━━━ Selected text

The Reason for the Thirteen Colonies

Modern textbooks conveniently omit the true reasons for the founding of the thirteen original colonies because historians trained in the rationalist tradition of academia are unfamiliar or uncomfortable with, or closed to, religiously formed history and ideas.1 How many of us learned the thirteen original colonies by name and number, but not their reason for existence? Sure, we know that Separatists founded Plymouth, Massachusetts (6th State), and that the Puritans founded Boston, but after that, our textbooks deal only with men and motives. This is an egregious and intentional omission by many, and ignorance by others. Ten of the thirteen colonies were established by religious groups for freedom to practice their beliefs, and of the remaining three New Jersey (3rd) was later re-organized and run by Quakers.

Delaware, the first state, was settled by Quakers from Pennsylvania (2nd) when that state was purchased from New York for harbor access. Georgia (4th) was granted to James Oglethorpe as a penal colony, but was one of the most receptive to religious settlers from the northern colonies. Connecticut (5th) was settled by the Puritans Thomas Hooker and John Winthrop, Jr.

━━━━━━
━━━ Exercise inputs

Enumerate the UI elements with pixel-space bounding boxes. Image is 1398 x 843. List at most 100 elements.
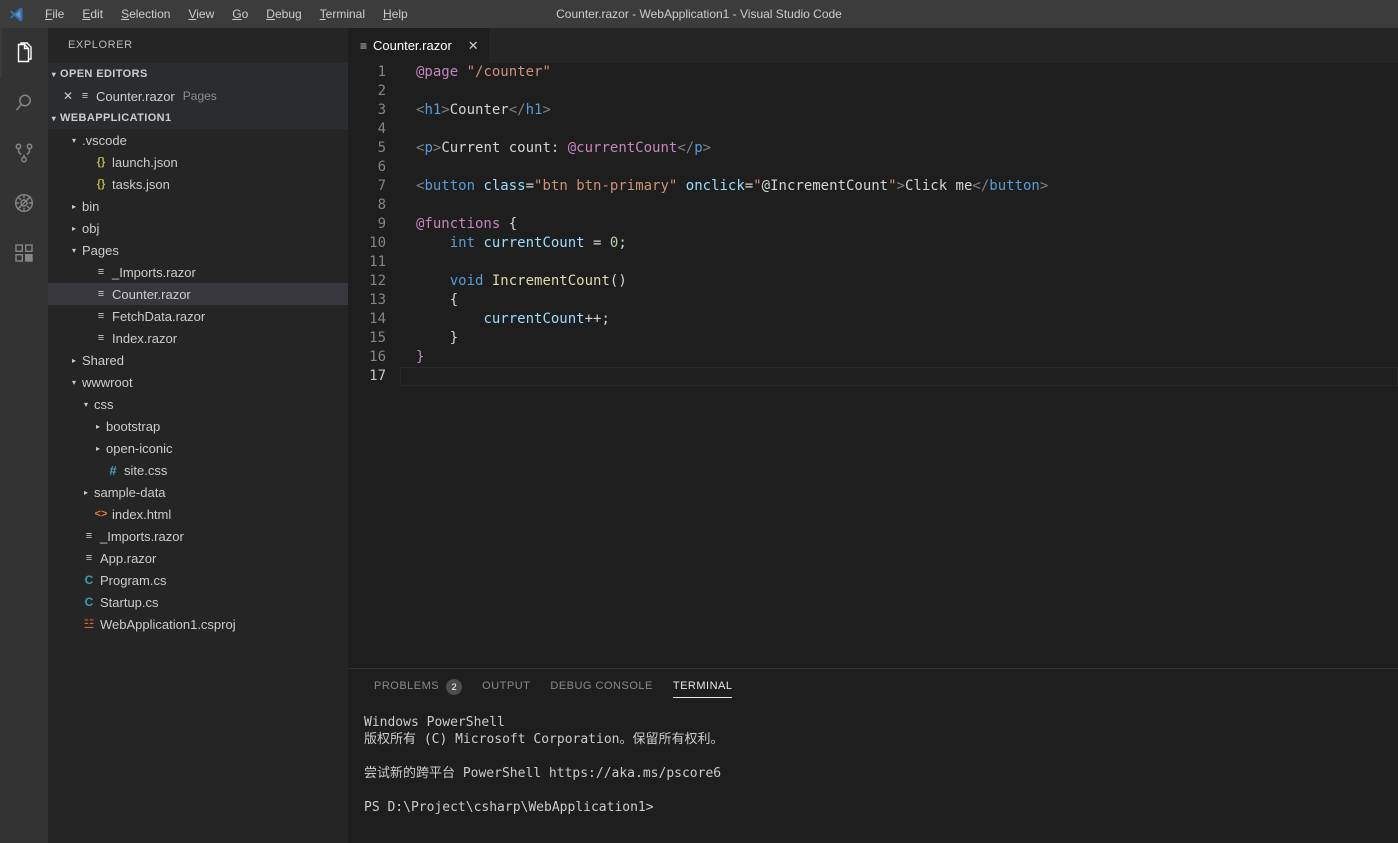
code-text[interactable] — [400, 82, 1398, 101]
menu-selection[interactable]: Selection — [112, 0, 179, 28]
line-number: 15 — [369, 330, 386, 346]
menu-help[interactable]: Help — [374, 0, 417, 28]
chevron-down-icon[interactable] — [68, 246, 80, 255]
code-line[interactable]: 2 — [348, 82, 1398, 101]
chevron-down-icon[interactable] — [68, 136, 80, 145]
code-text[interactable]: } — [400, 329, 1398, 348]
tree-item-app-razor[interactable]: ≡ App.razor — [48, 547, 348, 569]
menu-edit[interactable]: Edit — [73, 0, 112, 28]
tree-item-imports-razor[interactable]: ≡ _Imports.razor — [48, 261, 348, 283]
tree-item-obj[interactable]: obj — [48, 217, 348, 239]
tree-item-index-razor[interactable]: ≡ Index.razor — [48, 327, 348, 349]
code-line[interactable]: 14 currentCount++; — [348, 310, 1398, 329]
tree-item-launch-json[interactable]: {} launch.json — [48, 151, 348, 173]
code-text[interactable] — [400, 253, 1398, 272]
menu-file[interactable]: File — [36, 0, 73, 28]
tree-item-vscode[interactable]: .vscode — [48, 129, 348, 151]
code-line[interactable]: 10 int currentCount = 0; — [348, 234, 1398, 253]
tree-item-open-iconic[interactable]: open-iconic — [48, 437, 348, 459]
code-text[interactable]: @functions { — [400, 215, 1398, 234]
tree-item-fetchdata-razor[interactable]: ≡ FetchData.razor — [48, 305, 348, 327]
tree-item-imports-razor[interactable]: ≡ _Imports.razor — [48, 525, 348, 547]
activity-explorer-icon[interactable] — [0, 28, 48, 78]
code-line[interactable]: 1 @page "/counter" — [348, 63, 1398, 82]
code-line[interactable]: 4 — [348, 120, 1398, 139]
activity-run-debug-icon[interactable] — [0, 178, 48, 228]
tree-item-label: Shared — [82, 352, 124, 368]
code-text[interactable] — [400, 196, 1398, 215]
activity-search-icon[interactable] — [0, 78, 48, 128]
chevron-down-icon[interactable] — [68, 378, 80, 387]
tree-item-bootstrap[interactable]: bootstrap — [48, 415, 348, 437]
code-text[interactable]: @page "/counter" — [400, 63, 1398, 82]
code-text[interactable]: void IncrementCount() — [400, 272, 1398, 291]
code-line[interactable]: 3 <h1>Counter</h1> — [348, 101, 1398, 120]
code-line[interactable]: 16} — [348, 348, 1398, 367]
code-line[interactable]: 17 — [348, 367, 1398, 386]
tree-item-tasks-json[interactable]: {} tasks.json — [48, 173, 348, 195]
panel-tab-problems[interactable]: PROBLEMS 2 — [364, 669, 472, 704]
tree-item-program-cs[interactable]: C Program.cs — [48, 569, 348, 591]
tree-item-css[interactable]: css — [48, 393, 348, 415]
tree-item-sample-data[interactable]: sample-data — [48, 481, 348, 503]
terminal-output[interactable]: Windows PowerShell 版权所有 (C) Microsoft Cor… — [348, 704, 1398, 843]
panel-tab-output[interactable]: OUTPUT — [472, 669, 540, 704]
tree-item-wwwroot[interactable]: wwwroot — [48, 371, 348, 393]
tree-item-pages[interactable]: Pages — [48, 239, 348, 261]
tree-item-bin[interactable]: bin — [48, 195, 348, 217]
chevron-right-icon[interactable] — [68, 202, 80, 211]
panel-tab-debug-console[interactable]: DEBUG CONSOLE — [540, 669, 662, 704]
tree-item-shared[interactable]: Shared — [48, 349, 348, 371]
open-editor-item[interactable]: ✕ ≡ Counter.razor Pages — [48, 85, 348, 107]
activity-source-control-icon[interactable] — [0, 128, 48, 178]
code-line[interactable]: 8 — [348, 196, 1398, 215]
code-text[interactable]: <button class="btn btn-primary" onclick=… — [400, 177, 1398, 196]
code-text[interactable] — [400, 158, 1398, 177]
chevron-right-icon[interactable] — [80, 488, 92, 497]
token-plain: Click me — [904, 178, 973, 194]
code-text[interactable]: <h1>Counter</h1> — [400, 101, 1398, 120]
menu-debug[interactable]: Debug — [257, 0, 310, 28]
code-text[interactable] — [400, 367, 1398, 386]
code-line[interactable]: 9 @functions { — [348, 215, 1398, 234]
code-line[interactable]: 5 <p>Current count: @currentCount</p> — [348, 139, 1398, 158]
chevron-right-icon[interactable] — [68, 356, 80, 365]
panel-tab-terminal[interactable]: TERMINAL — [663, 669, 743, 704]
menu-bar[interactable]: File Edit Selection View Go Debug Termin… — [36, 0, 417, 28]
code-text[interactable]: int currentCount = 0; — [400, 234, 1398, 253]
tree-item-webapplication1-csproj[interactable]: ☳ WebApplication1.csproj — [48, 613, 348, 635]
chevron-right-icon[interactable] — [92, 422, 104, 431]
code-line[interactable]: 13 { — [348, 291, 1398, 310]
tab-counter-razor[interactable]: ≡ Counter.razor ✕ — [348, 28, 489, 63]
code-text[interactable]: currentCount++; — [400, 310, 1398, 329]
close-icon[interactable]: ✕ — [468, 38, 479, 54]
chevron-right-icon[interactable] — [92, 444, 104, 453]
tree-item-startup-cs[interactable]: C Startup.cs — [48, 591, 348, 613]
project-header[interactable]: WEBAPPLICATION1 — [48, 107, 348, 129]
menu-view[interactable]: View — [179, 0, 223, 28]
tree-item-label: sample-data — [94, 484, 166, 500]
menu-go[interactable]: Go — [223, 0, 257, 28]
code-text[interactable] — [400, 120, 1398, 139]
code-line[interactable]: 11 — [348, 253, 1398, 272]
menu-terminal[interactable]: Terminal — [311, 0, 374, 28]
tree-item-counter-razor[interactable]: ≡ Counter.razor — [48, 283, 348, 305]
code-line[interactable]: 12 void IncrementCount() — [348, 272, 1398, 291]
chevron-down-icon[interactable] — [80, 400, 92, 409]
open-editors-header[interactable]: OPEN EDITORS — [48, 63, 348, 85]
code-content[interactable]: 1 @page "/counter" 2 3 <h1>Counter</h1> 4 5 <p>… — [348, 63, 1398, 386]
chevron-right-icon[interactable] — [68, 224, 80, 233]
project-header-label: WEBAPPLICATION1 — [60, 112, 172, 124]
code-line[interactable]: 15 } — [348, 329, 1398, 348]
code-editor[interactable]: 1 @page "/counter" 2 3 <h1>Counter</h1> 4 5 <p>… — [348, 63, 1398, 668]
activity-extensions-icon[interactable] — [0, 228, 48, 278]
token-brk: </ — [677, 140, 695, 156]
code-text[interactable]: { — [400, 291, 1398, 310]
code-text[interactable]: } — [400, 348, 1398, 367]
code-line[interactable]: 7 <button class="btn btn-primary" onclick… — [348, 177, 1398, 196]
close-icon[interactable]: ✕ — [60, 89, 76, 103]
code-text[interactable]: <p>Current count: @currentCount</p> — [400, 139, 1398, 158]
tree-item-index-html[interactable]: <> index.html — [48, 503, 348, 525]
code-line[interactable]: 6 — [348, 158, 1398, 177]
tree-item-site-css[interactable]: # site.css — [48, 459, 348, 481]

━━━━━━

§ Requirements
1) Return, word for word, the part of the text on the thirteen colonies between "The Reason for" and "run by Quakers.", inclusive.
2) Retype, unchanged, the lines in the records between the lines holding "code-text[interactable] — [400, 82, 1398, 101]" and "[400, 215, 1398, 234]", inclusive, and no others.

§ Solutions to the tasks
1)
The Reason for the Thirteen Colonies

Modern textbooks conveniently omit the true reasons for the founding of the thirteen original colonies because historians trained in the rationalist tradition of academia are unfamiliar or uncomfortable with, or closed to, religiously formed history and ideas.1 How many of us learned the thirteen original colonies by name and number, but not their reason for existence? Sure, we know that Separatists founded Plymouth, Massachusetts (6th State), and that the Puritans founded Boston, but after that, our textbooks deal only with men and motives. This is an egregious and intentional omission by many, and ignorance by others. Ten of the thirteen colonies were established by religious groups for freedom to practice their beliefs, and of the remaining three New Jersey (3rd) was later re-organized and run by Quakers.

2)
code-text[interactable] — [400, 82, 1398, 101]
menu-selection[interactable]: Selection — [112, 0, 179, 28]
line-number: 15 — [369, 330, 386, 346]
menu-help[interactable]: Help — [374, 0, 417, 28]
chevron-down-icon[interactable] — [68, 246, 80, 255]
code-line[interactable]: 2 — [348, 82, 1398, 101]
chevron-down-icon[interactable] — [68, 136, 80, 145]
code-text[interactable]: } — [400, 329, 1398, 348]
tree-item-app-razor[interactable]: ≡ App.razor — [48, 547, 348, 569]
menu-edit[interactable]: Edit — [73, 0, 112, 28]
tree-item-imports-razor[interactable]: ≡ _Imports.razor — [48, 261, 348, 283]
tree-item-obj[interactable]: obj — [48, 217, 348, 239]
tree-item-index-razor[interactable]: ≡ Index.razor — [48, 327, 348, 349]
code-line[interactable]: 14 currentCount++; — [348, 310, 1398, 329]
tree-item-launch-json[interactable]: {} launch.json — [48, 151, 348, 173]
code-text[interactable] — [400, 253, 1398, 272]
menu-file[interactable]: File — [36, 0, 73, 28]
tree-item-vscode[interactable]: .vscode — [48, 129, 348, 151]
code-line[interactable]: 10 int currentCount = 0; — [348, 234, 1398, 253]
tree-item-open-iconic[interactable]: open-iconic — [48, 437, 348, 459]
code-text[interactable]: @functions { — [400, 215, 1398, 234]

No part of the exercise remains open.